Material for this task:
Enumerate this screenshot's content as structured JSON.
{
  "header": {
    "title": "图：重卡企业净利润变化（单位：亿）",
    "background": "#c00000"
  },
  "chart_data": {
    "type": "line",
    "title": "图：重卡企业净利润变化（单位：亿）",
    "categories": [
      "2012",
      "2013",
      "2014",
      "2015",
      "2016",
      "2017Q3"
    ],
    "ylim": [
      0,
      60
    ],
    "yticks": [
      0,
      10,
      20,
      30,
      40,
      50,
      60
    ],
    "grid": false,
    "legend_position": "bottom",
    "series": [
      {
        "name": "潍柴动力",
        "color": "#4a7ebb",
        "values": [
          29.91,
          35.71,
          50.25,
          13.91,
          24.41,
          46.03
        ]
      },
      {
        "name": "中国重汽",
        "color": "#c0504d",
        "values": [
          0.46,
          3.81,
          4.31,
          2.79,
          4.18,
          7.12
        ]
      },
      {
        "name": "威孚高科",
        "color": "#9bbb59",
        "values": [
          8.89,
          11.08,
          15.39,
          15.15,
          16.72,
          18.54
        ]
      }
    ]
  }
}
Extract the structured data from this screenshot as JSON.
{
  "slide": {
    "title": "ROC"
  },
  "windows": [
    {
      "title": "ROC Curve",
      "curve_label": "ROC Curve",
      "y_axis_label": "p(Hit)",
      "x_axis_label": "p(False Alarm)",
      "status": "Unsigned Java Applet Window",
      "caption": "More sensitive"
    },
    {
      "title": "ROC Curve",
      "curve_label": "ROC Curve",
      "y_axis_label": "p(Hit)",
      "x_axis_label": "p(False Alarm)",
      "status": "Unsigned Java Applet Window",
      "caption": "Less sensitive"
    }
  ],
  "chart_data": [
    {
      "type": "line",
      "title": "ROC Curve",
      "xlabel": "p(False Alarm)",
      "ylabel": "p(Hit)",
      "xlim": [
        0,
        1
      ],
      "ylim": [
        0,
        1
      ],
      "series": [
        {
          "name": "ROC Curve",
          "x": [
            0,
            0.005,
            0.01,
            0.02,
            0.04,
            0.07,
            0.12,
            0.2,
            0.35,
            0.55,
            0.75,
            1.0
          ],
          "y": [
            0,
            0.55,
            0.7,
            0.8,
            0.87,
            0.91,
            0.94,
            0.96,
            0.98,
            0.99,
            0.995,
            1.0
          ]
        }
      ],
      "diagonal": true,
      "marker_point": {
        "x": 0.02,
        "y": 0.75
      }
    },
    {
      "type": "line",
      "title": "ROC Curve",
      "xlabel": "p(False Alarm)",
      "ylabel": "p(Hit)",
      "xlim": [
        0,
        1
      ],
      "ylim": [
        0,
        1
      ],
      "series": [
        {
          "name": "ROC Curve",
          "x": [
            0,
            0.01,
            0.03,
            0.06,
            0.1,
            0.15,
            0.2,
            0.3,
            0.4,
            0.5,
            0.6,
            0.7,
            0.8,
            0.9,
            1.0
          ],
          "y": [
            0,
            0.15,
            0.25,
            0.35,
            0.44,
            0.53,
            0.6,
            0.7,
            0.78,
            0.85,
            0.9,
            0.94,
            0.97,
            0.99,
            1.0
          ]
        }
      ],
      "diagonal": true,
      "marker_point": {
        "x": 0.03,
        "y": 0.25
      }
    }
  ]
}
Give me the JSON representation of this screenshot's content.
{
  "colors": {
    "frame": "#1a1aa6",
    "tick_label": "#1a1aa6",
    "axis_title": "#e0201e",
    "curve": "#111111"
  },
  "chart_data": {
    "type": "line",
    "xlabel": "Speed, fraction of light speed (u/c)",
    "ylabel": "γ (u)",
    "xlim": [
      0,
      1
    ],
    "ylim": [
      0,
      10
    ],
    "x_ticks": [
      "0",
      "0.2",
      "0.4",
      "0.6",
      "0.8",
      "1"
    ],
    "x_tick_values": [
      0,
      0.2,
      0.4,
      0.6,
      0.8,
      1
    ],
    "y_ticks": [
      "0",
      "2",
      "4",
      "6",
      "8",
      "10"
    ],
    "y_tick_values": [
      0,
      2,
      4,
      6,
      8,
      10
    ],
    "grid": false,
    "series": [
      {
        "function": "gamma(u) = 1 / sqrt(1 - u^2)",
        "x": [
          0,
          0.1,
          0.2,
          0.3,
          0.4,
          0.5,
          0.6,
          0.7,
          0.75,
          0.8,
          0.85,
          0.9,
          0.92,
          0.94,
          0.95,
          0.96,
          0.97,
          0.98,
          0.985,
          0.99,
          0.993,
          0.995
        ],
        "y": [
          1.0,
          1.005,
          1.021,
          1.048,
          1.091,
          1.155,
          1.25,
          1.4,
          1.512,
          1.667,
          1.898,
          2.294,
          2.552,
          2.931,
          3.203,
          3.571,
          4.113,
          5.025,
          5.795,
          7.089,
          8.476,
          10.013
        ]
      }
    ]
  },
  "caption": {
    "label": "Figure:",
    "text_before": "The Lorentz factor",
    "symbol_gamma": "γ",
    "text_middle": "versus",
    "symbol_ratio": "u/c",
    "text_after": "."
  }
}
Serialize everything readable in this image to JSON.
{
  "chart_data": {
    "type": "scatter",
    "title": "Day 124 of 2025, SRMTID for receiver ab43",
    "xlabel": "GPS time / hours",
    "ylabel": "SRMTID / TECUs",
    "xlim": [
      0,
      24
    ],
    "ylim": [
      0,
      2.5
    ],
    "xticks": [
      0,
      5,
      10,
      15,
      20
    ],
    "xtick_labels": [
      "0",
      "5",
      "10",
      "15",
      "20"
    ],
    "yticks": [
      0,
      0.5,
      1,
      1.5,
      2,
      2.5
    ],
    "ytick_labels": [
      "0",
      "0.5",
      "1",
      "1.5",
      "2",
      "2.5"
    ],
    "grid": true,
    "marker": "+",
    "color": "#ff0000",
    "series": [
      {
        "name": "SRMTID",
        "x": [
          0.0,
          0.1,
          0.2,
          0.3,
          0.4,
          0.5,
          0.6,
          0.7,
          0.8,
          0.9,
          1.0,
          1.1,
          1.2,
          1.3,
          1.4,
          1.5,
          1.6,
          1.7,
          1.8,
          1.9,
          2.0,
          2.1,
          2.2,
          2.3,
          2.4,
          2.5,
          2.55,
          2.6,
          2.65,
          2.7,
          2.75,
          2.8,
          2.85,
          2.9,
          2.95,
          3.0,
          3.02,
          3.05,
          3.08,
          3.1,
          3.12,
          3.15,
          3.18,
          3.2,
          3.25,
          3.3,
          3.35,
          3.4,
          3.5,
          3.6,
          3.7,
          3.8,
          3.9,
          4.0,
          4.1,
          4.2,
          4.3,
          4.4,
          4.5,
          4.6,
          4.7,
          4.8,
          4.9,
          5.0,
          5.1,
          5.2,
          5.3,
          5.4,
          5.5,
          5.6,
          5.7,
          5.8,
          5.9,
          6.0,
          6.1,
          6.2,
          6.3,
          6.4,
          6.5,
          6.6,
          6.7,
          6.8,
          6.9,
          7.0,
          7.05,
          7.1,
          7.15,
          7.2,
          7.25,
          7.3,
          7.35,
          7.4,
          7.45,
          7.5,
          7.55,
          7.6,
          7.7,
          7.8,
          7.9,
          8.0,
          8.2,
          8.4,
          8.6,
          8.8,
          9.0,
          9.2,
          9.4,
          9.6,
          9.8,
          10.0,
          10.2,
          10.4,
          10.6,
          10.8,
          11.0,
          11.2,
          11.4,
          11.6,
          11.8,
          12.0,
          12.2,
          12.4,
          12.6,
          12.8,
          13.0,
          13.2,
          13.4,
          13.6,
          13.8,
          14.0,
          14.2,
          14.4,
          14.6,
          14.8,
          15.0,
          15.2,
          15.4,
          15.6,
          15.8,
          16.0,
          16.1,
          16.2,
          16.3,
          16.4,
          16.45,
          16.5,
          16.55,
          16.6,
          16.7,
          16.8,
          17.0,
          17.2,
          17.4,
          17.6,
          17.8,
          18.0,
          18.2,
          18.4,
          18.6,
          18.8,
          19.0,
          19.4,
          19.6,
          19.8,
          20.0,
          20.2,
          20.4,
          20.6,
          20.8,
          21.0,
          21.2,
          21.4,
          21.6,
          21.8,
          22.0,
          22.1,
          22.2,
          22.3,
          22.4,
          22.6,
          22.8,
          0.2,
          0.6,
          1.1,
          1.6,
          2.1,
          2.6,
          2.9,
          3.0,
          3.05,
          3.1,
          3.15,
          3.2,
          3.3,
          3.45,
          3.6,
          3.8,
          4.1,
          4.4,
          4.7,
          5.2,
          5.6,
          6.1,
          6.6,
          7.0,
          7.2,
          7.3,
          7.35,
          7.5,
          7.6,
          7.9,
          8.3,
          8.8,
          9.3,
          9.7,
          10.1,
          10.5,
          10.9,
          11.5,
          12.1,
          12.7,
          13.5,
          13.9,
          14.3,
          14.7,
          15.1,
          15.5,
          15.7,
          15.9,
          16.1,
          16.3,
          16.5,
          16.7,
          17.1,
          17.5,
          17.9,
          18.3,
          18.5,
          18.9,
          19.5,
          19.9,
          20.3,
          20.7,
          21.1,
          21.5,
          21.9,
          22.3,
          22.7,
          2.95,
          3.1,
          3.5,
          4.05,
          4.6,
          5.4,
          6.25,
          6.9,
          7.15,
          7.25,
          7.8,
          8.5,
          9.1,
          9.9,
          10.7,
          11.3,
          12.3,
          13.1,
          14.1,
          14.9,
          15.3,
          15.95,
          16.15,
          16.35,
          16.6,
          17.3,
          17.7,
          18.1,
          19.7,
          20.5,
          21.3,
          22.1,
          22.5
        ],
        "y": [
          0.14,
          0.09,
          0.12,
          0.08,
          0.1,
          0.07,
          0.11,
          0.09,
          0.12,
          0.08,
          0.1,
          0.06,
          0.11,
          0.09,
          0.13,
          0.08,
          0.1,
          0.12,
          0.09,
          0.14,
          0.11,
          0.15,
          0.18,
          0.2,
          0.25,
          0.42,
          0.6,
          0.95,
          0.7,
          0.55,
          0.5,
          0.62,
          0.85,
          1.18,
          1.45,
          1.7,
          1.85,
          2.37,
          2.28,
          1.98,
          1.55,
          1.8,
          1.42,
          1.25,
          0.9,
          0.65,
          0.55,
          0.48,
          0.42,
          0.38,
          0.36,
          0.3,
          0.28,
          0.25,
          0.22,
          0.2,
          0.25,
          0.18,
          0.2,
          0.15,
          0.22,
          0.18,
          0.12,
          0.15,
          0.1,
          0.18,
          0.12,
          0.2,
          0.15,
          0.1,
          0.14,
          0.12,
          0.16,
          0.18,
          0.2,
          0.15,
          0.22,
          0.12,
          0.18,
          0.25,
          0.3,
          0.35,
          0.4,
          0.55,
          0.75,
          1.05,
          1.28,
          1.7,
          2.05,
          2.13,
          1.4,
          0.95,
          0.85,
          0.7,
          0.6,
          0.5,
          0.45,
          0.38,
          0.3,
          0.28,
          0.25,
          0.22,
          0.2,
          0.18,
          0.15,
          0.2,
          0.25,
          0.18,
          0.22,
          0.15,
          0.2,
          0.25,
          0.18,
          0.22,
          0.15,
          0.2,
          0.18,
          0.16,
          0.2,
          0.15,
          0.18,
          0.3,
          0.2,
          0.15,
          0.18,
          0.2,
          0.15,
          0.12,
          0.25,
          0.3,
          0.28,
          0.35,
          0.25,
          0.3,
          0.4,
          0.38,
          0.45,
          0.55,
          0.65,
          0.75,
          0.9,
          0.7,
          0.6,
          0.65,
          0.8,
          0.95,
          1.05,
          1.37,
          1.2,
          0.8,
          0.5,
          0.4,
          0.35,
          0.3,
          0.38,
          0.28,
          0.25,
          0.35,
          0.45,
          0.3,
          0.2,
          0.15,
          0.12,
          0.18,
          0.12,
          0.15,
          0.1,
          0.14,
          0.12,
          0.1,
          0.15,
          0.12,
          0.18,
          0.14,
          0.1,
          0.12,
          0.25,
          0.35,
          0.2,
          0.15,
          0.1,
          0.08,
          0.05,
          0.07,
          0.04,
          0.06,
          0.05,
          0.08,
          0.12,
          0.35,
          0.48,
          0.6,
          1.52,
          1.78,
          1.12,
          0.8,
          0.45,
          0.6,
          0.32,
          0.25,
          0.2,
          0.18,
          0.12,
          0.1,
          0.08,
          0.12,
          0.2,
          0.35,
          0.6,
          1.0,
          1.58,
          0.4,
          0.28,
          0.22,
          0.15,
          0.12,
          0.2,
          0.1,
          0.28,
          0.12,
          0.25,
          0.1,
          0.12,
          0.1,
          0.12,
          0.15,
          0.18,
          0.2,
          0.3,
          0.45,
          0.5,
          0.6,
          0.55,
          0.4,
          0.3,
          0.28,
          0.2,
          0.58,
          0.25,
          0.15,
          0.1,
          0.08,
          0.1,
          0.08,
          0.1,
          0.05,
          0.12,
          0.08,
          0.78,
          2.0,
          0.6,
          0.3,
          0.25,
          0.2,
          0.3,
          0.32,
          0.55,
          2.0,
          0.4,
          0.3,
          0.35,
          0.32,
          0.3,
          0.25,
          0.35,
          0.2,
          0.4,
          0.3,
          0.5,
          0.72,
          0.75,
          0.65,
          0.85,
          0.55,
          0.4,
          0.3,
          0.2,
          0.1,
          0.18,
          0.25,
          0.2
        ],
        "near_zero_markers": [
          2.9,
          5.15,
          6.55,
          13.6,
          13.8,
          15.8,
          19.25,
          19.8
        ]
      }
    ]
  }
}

Short exercise:
Using the listing, copy every line where the word "xlabel" shows up.

Full output:
      "xlabel": "p(False Alarm)",
      "xlabel": "p(False Alarm)",
    "xlabel": "Speed, fraction of light speed (u/c)",
    "xlabel": "GPS time / hours",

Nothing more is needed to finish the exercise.